Answer these three questions using the passage on Trump and military families below.
1. In what year was the Khans' son killed in Iraq?
2. Of the 25 families The Atlantic and other outlets reached, how many had received neither a phone call nor a letter from the president?
3. What cumulative cost range did the RAND Corporation study give for medical bills for trans recruits?

> [Document section]:
§

Writer and Army veteran Nate Bethea summed it up best:

It’s easy to brush all of this off as mere hypocrisy, but it’s more than that. It shouldn’t be lost on anyone that Johnson, the soldier who was killed, and his wife are both black, as is Rep. Wilson. The Johnsons don’t fit Trump’s narrow definition of what a military family looks like, and neither do Khizr and Ghazala Khan, the Muslim parents of a soldier who was killed in Iraq in 2004 antagonized by Trump during the 2016 election. Both of the Gold Star families that Trump has publicly feuded with so far are non white, and it shouldn’t go unnoticed that his troop-supporting base has taken his side instead of these dead soldiers’ families’.

Trump’s respect for the military only extends to people in the military who look and think like him. People like Patton, who Trump compared Secretary of Defense James Mattis to when Mattis was appointed, or chief of staff John Kelly, who dutifully slandered Wilson days after Trump’s feud with her began. In reality, the military is much more diverse: according to U.S. military data, ethnic and racial minorities made up 40 percent of active-duty service members from 2015. When veterans come home, they’re afflicted at larger rates than the general population by things like PTSD and homelessness.

The latest controversy has exposed that the problem Trump had with showing the bare minimum of compassion for the Johnson family isn’t unique to this situation. While presidents don’t usually call every family that has lost someone, it has been customary for them to at least send a letter to military families offering condolences; however, The Atlantic reported that out of the 25 families of soldiers killed since January that it and other outlets have been able to reach, 11 had received neither a phone call nor a letter from the president. One man whose son was killed in August only received a letter on October 20 — after the controversy surrounding Johnson. “Honestly, I feel the letter is reactionary to the media storm brewing over how these things have been handled,” Timothy Eckels Sr. told The Atlantic.

The Johnsons don’t fit Trump’s narrow definition of what a military family looks like.

These problems go beyond Trump’s lack of tact when attempting to console family members whose loved ones his government has gotten killed. In August, Trump signed a directive banning transgender military recruits, a move that was transparently about pleasing the social conservative wing of the Republican Party. The move was utterly pointless; Trump cited the cost of medical bills for trans recruits, but a RAND Corporation study showed that cumulatively, that would cost between $2.4 and $8.4 million, or a fraction of the cost of one F-35.

§

> [Data excerpts]:
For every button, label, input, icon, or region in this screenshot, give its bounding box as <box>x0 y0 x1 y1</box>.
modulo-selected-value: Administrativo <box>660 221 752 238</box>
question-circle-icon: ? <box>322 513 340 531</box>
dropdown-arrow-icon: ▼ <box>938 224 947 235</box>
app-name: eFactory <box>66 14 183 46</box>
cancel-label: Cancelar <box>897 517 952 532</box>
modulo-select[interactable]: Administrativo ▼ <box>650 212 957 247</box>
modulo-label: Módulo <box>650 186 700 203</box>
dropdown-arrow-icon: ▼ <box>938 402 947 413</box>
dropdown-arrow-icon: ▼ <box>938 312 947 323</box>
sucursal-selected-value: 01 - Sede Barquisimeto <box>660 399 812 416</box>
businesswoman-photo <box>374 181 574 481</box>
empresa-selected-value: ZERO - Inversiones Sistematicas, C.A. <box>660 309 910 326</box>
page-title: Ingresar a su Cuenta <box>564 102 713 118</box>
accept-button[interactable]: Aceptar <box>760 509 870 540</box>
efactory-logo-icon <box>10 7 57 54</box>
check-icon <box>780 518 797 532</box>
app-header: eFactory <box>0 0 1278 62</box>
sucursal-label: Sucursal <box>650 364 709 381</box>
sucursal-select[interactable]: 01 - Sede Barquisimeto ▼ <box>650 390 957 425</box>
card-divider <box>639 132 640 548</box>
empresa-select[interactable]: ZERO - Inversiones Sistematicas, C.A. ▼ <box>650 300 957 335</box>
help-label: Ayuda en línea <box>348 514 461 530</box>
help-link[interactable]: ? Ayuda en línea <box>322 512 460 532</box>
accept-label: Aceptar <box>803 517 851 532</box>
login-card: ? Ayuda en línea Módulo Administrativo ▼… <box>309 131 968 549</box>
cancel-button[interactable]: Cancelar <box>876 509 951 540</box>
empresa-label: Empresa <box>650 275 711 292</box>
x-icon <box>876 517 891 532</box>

§

> [Answer section]:
1. 2004
2. 11
3. Between $2.4 and $8.4 million